*WHAT THIS TASK INVOLVES*.
Read the material below and count the lines holding the string "价格就会高出一截". Give that count with nothing added.
-------- STORED RECORDS --------
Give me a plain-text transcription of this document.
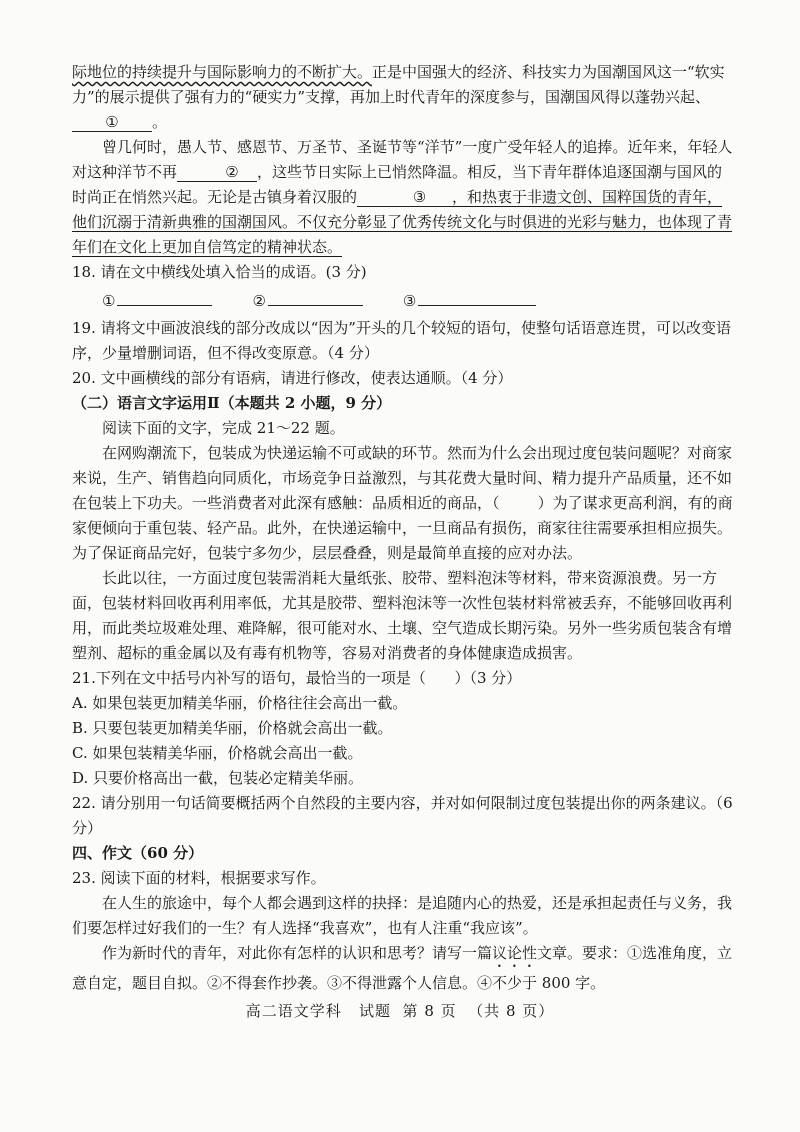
际地位的持续提升与国际影响力的不断扩大。正是中国强大的经济、科技实力为国潮国风这一“软实力”的展示提供了强有力的“硬实力”支撑，再加上时代青年的深度参与，国潮国风得以蓬勃兴起、① 。

曾几何时，愚人节、感恩节、万圣节、圣诞节等“洋节”一度广受年轻人的追捧。近年来，年轻人对这种洋节不再	② ，这些节日实际上已悄然降温。相反，当下青年群体追逐国潮与国风的时尚正在悄然兴起。无论是古镇身着汉服的	③ ，和热衷于非遗文创、国粹国货的青年，他们沉溺于清新典雅的国潮国风。不仅充分彰显了优秀传统文化与时俱进的光彩与魅力，也体现了青年们在文化上更加自信笃定的精神状态。

18. 请在文中横线处填入恰当的成语。(3 分)

①	②	③

19. 请将文中画波浪线的部分改成以“因为”开头的几个较短的语句，使整句话语意连贯，可以改变语序，少量增删词语，但不得改变原意。（4 分）

20. 文中画横线的部分有语病，请进行修改，使表达通顺。（4 分）

（二）语言文字运用Ⅱ（本题共 2 小题，9 分）

阅读下面的文字，完成 21～22 题。

在网购潮流下，包装成为快递运输不可或缺的环节。然而为什么会出现过度包装问题呢？对商家来说，生产、销售趋向同质化，市场竞争日益激烈，与其花费大量时间、精力提升产品质量，还不如在包装上下功夫。一些消费者对此深有感触：品质相近的商品，（	）为了谋求更高利润，有的商家便倾向于重包装、轻产品。此外，在快递运输中，一旦商品有损伤，商家往往需要承担相应损失。为了保证商品完好，包装宁多勿少，层层叠叠，则是最简单直接的应对办法。

长此以往，一方面过度包装需消耗大量纸张、胶带、塑料泡沫等材料，带来资源浪费。另一方面，包装材料回收再利用率低，尤其是胶带、塑料泡沫等一次性包装材料常被丢弃，不能够回收再利用，而此类垃圾难处理、难降解，很可能对水、土壤、空气造成长期污染。另外一些劣质包装含有增塑剂、超标的重金属以及有毒有机物等，容易对消费者的身体健康造成损害。

21.下列在文中括号内补写的语句，最恰当的一项是（      ）（3 分）

A. 如果包装更加精美华丽，价格往往会高出一截。

B. 只要包装更加精美华丽，价格就会高出一截。

C. 如果包装精美华丽，价格就会高出一截。

D. 只要价格高出一截，包装必定精美华丽。

22. 请分别用一句话简要概括两个自然段的主要内容，并对如何限制过度包装提出你的两条建议。（6 分）

四、作文（60 分）

23. 阅读下面的材料，根据要求写作。

在人生的旅途中，每个人都会遇到这样的抉择：是追随内心的热爱，还是承担起责任与义务，我们要怎样过好我们的一生？有人选择“我喜欢”，也有人注重“我应该”。

作为新时代的青年，对此你有怎样的认识和思考？请写一篇议论性文章。要求：①选准角度，立意自定，题目自拟。②不得套作抄袭。③不得泄露个人信息。④不少于 800 字。

高二语文学科   试题  第 8 页  （共 8 页）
--------
*FINISHED EXERCISE*.
2